SET OF TASKS:
1. Answer these questions using the Museo Atlantico passage.
(a) According to the passage, what has travel become?
(b) About how far below the surface of the Atlantic Ocean are the installations?
(c) On the coast of what place is the museum located?
2. Write out the part of the Museo Atlantico passage from "Imagine snorkeling through" to "in these reefs!", copying it word for word.

GIVEN PASSAGE:
^^^^^^^^^^^^^^^^
Deakin Communicating Science 2016

EES 200/101

The Blue Move

If you’re an obsessive follower of earth porn then read on – You will be awed by these incredible images.

Travel has become a rite of passage. Some travel overseas and some travel below them.

Art is in the Sea

The Museo Atlantico is Spain’s new snorkelling and scuba diving site. The underwater art Museum opened as of February this year. The aquamarine beauty takes art to a whole new level.The installations are about 14m below the surface of the Atlantic Ocean – on the Coast of Lanzarote, west of Morocco


Imagine snorkeling through this artificial reef, shaped like people but microscopic organisms living abundantly on them. Sharks, turtles colorful fish all living in these reefs!
^^^^^^^^^^^^^^^^
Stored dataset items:
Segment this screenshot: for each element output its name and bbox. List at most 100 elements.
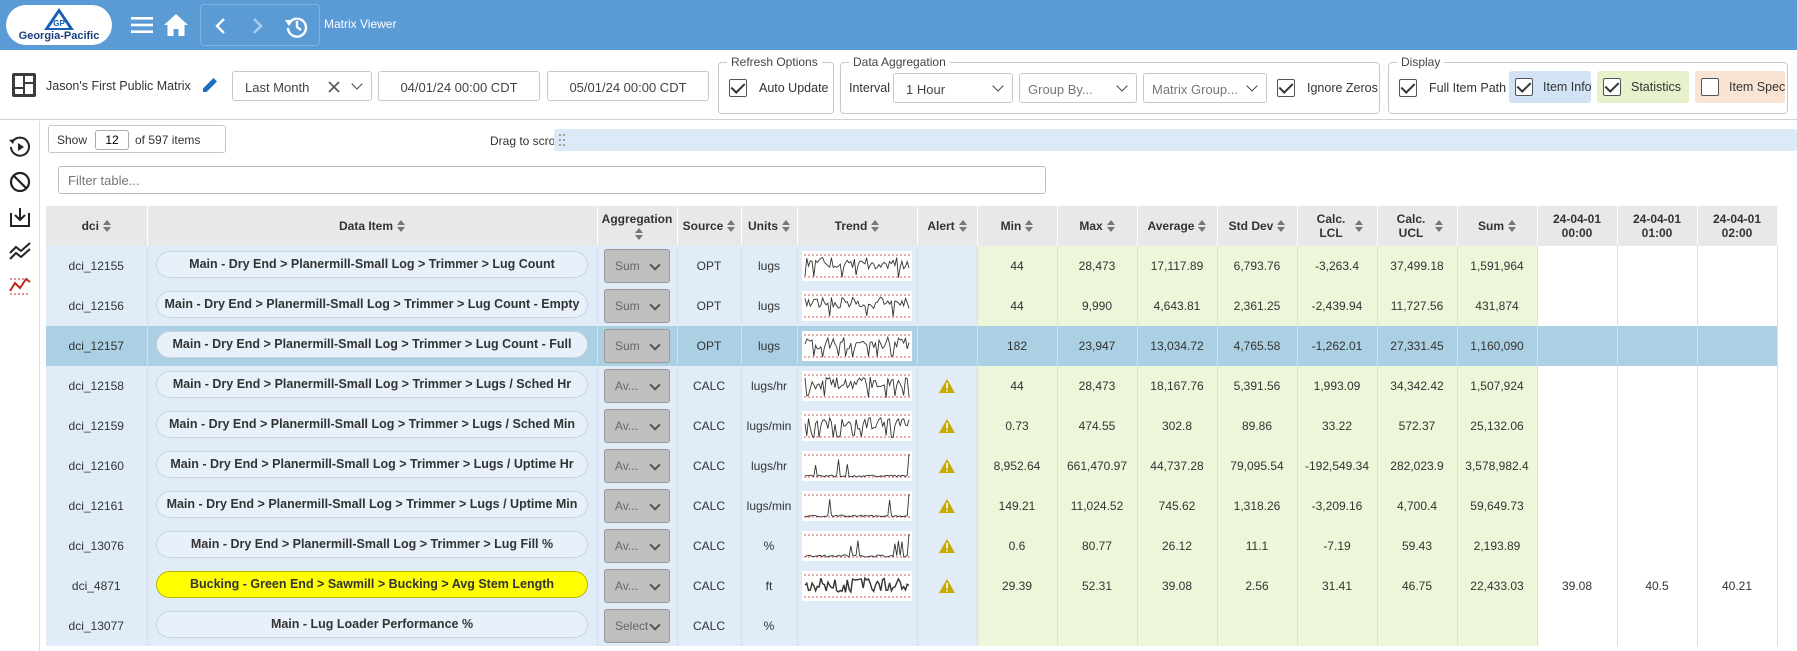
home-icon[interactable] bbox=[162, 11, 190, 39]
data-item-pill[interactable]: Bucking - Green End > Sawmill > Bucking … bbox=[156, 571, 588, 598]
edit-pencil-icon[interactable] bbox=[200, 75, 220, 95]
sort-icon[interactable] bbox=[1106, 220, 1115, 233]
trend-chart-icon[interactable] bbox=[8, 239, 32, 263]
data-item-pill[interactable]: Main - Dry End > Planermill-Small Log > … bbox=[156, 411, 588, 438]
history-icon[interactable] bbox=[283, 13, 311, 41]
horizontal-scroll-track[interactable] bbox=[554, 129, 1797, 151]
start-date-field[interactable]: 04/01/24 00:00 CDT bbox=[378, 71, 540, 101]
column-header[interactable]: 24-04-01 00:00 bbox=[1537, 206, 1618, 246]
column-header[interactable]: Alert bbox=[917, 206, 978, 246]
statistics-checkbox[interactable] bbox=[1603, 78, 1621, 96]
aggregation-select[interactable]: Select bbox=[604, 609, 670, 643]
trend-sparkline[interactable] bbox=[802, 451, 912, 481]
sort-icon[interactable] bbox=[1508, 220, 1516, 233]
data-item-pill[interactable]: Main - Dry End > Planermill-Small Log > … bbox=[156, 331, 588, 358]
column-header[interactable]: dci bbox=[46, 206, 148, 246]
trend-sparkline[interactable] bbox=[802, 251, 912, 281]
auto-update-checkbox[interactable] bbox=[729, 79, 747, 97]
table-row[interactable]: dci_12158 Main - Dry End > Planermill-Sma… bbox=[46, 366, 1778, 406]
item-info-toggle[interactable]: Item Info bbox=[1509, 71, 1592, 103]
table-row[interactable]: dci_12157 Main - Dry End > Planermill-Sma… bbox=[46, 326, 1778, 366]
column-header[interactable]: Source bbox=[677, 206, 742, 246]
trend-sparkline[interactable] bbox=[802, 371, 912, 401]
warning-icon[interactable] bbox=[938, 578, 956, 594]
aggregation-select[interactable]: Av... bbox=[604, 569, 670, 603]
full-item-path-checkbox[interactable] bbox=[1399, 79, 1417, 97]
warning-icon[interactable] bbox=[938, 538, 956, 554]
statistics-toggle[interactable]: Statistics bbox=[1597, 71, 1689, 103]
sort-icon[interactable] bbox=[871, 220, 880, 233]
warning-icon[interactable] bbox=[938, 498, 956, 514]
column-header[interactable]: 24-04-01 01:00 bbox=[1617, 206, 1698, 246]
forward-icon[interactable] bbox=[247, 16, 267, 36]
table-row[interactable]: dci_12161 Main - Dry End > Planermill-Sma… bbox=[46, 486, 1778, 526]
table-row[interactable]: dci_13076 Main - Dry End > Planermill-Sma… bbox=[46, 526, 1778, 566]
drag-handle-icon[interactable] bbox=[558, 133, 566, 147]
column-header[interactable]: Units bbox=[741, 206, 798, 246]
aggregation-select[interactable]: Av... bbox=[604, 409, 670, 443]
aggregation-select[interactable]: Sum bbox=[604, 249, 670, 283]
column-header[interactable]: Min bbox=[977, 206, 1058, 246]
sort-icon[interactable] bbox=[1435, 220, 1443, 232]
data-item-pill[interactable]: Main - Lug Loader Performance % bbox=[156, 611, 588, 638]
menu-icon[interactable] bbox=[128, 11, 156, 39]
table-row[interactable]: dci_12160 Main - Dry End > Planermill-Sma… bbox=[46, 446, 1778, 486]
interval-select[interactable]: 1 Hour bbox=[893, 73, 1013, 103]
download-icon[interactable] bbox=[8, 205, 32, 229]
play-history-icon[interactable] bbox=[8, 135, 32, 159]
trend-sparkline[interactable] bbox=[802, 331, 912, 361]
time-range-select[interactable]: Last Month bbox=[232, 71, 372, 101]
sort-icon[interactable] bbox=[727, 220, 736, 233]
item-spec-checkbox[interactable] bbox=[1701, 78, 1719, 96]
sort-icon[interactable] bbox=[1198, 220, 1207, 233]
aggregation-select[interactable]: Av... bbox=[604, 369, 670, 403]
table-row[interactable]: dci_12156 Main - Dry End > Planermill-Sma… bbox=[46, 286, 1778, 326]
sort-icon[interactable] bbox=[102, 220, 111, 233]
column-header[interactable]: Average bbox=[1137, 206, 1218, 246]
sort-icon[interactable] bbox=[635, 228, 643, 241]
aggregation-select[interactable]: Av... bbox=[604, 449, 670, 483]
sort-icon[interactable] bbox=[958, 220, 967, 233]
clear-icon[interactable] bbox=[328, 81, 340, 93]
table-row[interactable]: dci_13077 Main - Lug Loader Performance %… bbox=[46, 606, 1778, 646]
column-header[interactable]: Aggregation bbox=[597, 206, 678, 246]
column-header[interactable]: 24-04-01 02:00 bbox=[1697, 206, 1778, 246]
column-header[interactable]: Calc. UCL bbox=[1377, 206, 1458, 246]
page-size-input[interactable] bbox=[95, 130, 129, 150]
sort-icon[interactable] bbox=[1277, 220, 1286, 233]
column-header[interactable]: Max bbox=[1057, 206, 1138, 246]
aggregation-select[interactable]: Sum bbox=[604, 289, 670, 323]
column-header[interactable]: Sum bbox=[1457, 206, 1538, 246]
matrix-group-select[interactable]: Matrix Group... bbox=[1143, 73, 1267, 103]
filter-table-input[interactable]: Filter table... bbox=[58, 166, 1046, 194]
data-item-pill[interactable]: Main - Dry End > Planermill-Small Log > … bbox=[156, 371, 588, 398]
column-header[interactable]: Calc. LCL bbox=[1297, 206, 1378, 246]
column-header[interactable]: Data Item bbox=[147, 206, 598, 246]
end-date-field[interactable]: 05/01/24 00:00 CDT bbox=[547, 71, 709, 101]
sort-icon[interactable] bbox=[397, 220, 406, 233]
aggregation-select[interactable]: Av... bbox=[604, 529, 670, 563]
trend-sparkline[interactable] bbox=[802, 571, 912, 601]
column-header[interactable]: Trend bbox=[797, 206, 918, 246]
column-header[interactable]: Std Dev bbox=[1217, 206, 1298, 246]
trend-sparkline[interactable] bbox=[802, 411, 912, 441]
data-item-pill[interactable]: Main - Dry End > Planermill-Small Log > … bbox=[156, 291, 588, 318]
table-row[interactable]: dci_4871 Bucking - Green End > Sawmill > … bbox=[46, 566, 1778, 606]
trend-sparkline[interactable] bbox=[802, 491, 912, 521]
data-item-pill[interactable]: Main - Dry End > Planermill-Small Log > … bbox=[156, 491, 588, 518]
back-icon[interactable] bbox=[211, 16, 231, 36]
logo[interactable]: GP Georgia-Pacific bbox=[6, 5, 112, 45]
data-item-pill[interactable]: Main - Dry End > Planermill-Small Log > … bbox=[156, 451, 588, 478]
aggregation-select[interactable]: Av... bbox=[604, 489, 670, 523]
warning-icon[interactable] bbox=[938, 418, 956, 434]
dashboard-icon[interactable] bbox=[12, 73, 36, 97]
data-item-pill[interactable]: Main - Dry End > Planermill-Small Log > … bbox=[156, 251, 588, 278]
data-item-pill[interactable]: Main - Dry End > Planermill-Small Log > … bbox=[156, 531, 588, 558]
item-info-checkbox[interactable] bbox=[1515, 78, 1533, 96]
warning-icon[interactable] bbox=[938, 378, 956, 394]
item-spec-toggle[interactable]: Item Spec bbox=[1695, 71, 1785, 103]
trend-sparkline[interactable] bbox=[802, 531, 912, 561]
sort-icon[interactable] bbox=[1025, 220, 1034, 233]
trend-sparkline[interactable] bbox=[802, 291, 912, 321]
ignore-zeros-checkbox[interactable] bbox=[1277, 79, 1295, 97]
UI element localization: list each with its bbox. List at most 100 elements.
^^^^^^^^^^^^^^^^
SOLUTIONS BY TASK:
1.
(a) A rite of passage.
(b) About 14m.
(c) Lanzarote, west of Morocco.

2.
Imagine snorkeling through this artificial reef, shaped like people but microscopic organisms living abundantly on them. Sharks, turtles colorful fish all living in these reefs!